● WHAT IS NEEDED: Transcribe the listing below word for word.

● STORED ROWS:
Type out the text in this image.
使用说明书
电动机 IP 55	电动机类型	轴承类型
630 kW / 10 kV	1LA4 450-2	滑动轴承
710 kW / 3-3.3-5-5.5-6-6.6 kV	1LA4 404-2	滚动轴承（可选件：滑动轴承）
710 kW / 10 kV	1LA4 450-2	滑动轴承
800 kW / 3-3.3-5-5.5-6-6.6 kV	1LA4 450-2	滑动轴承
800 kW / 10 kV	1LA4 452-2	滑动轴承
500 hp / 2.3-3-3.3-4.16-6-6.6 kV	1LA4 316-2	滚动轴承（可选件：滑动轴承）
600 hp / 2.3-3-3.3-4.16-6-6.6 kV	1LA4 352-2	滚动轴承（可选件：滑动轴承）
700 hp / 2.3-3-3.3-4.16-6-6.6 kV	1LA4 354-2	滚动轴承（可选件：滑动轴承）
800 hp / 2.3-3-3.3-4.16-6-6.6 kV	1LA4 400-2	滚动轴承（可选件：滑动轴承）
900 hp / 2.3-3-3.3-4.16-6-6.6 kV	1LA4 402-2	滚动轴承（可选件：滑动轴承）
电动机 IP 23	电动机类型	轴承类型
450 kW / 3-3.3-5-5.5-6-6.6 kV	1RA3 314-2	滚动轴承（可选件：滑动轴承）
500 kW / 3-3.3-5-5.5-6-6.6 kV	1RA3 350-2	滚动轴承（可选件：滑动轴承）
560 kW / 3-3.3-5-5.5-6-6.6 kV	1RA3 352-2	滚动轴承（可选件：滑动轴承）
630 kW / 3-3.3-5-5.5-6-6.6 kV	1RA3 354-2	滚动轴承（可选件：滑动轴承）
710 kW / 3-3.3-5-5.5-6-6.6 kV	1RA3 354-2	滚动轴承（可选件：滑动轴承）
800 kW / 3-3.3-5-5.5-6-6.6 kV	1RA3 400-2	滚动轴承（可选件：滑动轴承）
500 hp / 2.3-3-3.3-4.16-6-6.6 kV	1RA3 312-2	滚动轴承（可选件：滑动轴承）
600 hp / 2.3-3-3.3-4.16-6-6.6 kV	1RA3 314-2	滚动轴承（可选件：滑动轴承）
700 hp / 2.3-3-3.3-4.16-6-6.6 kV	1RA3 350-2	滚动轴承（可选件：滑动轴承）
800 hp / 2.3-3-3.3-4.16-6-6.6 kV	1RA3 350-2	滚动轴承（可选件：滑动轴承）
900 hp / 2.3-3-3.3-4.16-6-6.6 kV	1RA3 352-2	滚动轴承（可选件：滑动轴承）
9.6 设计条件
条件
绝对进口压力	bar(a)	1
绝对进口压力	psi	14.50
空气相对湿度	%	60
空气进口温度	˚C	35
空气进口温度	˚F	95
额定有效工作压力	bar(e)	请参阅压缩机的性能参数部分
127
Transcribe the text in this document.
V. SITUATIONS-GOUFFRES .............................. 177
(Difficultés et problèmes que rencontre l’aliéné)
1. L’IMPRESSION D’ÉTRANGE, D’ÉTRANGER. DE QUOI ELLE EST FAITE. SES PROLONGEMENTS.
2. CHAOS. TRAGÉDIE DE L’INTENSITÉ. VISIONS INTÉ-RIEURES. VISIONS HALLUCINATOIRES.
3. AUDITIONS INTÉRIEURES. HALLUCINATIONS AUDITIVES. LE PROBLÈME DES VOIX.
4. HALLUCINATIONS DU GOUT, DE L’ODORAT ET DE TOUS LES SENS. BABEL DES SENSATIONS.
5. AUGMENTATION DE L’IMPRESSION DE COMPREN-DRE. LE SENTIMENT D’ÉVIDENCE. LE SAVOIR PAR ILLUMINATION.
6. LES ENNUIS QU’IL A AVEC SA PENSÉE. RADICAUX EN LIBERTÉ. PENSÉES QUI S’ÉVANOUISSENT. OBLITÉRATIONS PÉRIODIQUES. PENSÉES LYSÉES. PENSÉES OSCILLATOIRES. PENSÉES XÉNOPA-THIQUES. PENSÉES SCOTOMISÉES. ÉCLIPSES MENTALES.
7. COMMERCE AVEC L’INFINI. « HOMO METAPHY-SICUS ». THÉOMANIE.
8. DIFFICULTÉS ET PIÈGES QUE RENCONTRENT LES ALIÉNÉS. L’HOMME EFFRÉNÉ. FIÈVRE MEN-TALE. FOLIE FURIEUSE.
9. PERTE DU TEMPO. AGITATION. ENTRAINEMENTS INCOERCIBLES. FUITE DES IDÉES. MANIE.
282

● EXERCISE OUTPUT:
Type out the text in this image.
使用说明书
电动机 IP 55	电动机类型	轴承类型
630 kW / 10 kV	1LA4 450-2	滑动轴承
710 kW / 3-3.3-5-5.5-6-6.6 kV	1LA4 404-2	滚动轴承（可选件：滑动轴承）
710 kW / 10 kV	1LA4 450-2	滑动轴承
800 kW / 3-3.3-5-5.5-6-6.6 kV	1LA4 450-2	滑动轴承
800 kW / 10 kV	1LA4 452-2	滑动轴承
500 hp / 2.3-3-3.3-4.16-6-6.6 kV	1LA4 316-2	滚动轴承（可选件：滑动轴承）
600 hp / 2.3-3-3.3-4.16-6-6.6 kV	1LA4 352-2	滚动轴承（可选件：滑动轴承）
700 hp / 2.3-3-3.3-4.16-6-6.6 kV	1LA4 354-2	滚动轴承（可选件：滑动轴承）
800 hp / 2.3-3-3.3-4.16-6-6.6 kV	1LA4 400-2	滚动轴承（可选件：滑动轴承）
900 hp / 2.3-3-3.3-4.16-6-6.6 kV	1LA4 402-2	滚动轴承（可选件：滑动轴承）
电动机 IP 23	电动机类型	轴承类型
450 kW / 3-3.3-5-5.5-6-6.6 kV	1RA3 314-2	滚动轴承（可选件：滑动轴承）
500 kW / 3-3.3-5-5.5-6-6.6 kV	1RA3 350-2	滚动轴承（可选件：滑动轴承）
560 kW / 3-3.3-5-5.5-6-6.6 kV	1RA3 352-2	滚动轴承（可选件：滑动轴承）
630 kW / 3-3.3-5-5.5-6-6.6 kV	1RA3 354-2	滚动轴承（可选件：滑动轴承）
710 kW / 3-3.3-5-5.5-6-6.6 kV	1RA3 354-2	滚动轴承（可选件：滑动轴承）
800 kW / 3-3.3-5-5.5-6-6.6 kV	1RA3 400-2	滚动轴承（可选件：滑动轴承）
500 hp / 2.3-3-3.3-4.16-6-6.6 kV	1RA3 312-2	滚动轴承（可选件：滑动轴承）
600 hp / 2.3-3-3.3-4.16-6-6.6 kV	1RA3 314-2	滚动轴承（可选件：滑动轴承）
700 hp / 2.3-3-3.3-4.16-6-6.6 kV	1RA3 350-2	滚动轴承（可选件：滑动轴承）
800 hp / 2.3-3-3.3-4.16-6-6.6 kV	1RA3 350-2	滚动轴承（可选件：滑动轴承）
900 hp / 2.3-3-3.3-4.16-6-6.6 kV	1RA3 352-2	滚动轴承（可选件：滑动轴承）
9.6 设计条件
条件
绝对进口压力	bar(a)	1
绝对进口压力	psi	14.50
空气相对湿度	%	60
空气进口温度	˚C	35
空气进口温度	˚F	95
额定有效工作压力	bar(e)	请参阅压缩机的性能参数部分
127
Transcribe the text in this document.
V. SITUATIONS-GOUFFRES .............................. 177
(Difficultés et problèmes que rencontre l’aliéné)
1. L’IMPRESSION D’ÉTRANGE, D’ÉTRANGER. DE QUOI ELLE EST FAITE. SES PROLONGEMENTS.
2. CHAOS. TRAGÉDIE DE L’INTENSITÉ. VISIONS INTÉ-RIEURES. VISIONS HALLUCINATOIRES.
3. AUDITIONS INTÉRIEURES. HALLUCINATIONS AUDITIVES. LE PROBLÈME DES VOIX.
4. HALLUCINATIONS DU GOUT, DE L’ODORAT ET DE TOUS LES SENS. BABEL DES SENSATIONS.
5. AUGMENTATION DE L’IMPRESSION DE COMPREN-DRE. LE SENTIMENT D’ÉVIDENCE. LE SAVOIR PAR ILLUMINATION.
6. LES ENNUIS QU’IL A AVEC SA PENSÉE. RADICAUX EN LIBERTÉ. PENSÉES QUI S’ÉVANOUISSENT. OBLITÉRATIONS PÉRIODIQUES. PENSÉES LYSÉES. PENSÉES OSCILLATOIRES. PENSÉES XÉNOPA-THIQUES. PENSÉES SCOTOMISÉES. ÉCLIPSES MENTALES.
7. COMMERCE AVEC L’INFINI. « HOMO METAPHY-SICUS ». THÉOMANIE.
8. DIFFICULTÉS ET PIÈGES QUE RENCONTRENT LES ALIÉNÉS. L’HOMME EFFRÉNÉ. FIÈVRE MEN-TALE. FOLIE FURIEUSE.
9. PERTE DU TEMPO. AGITATION. ENTRAINEMENTS INCOERCIBLES. FUITE DES IDÉES. MANIE.
282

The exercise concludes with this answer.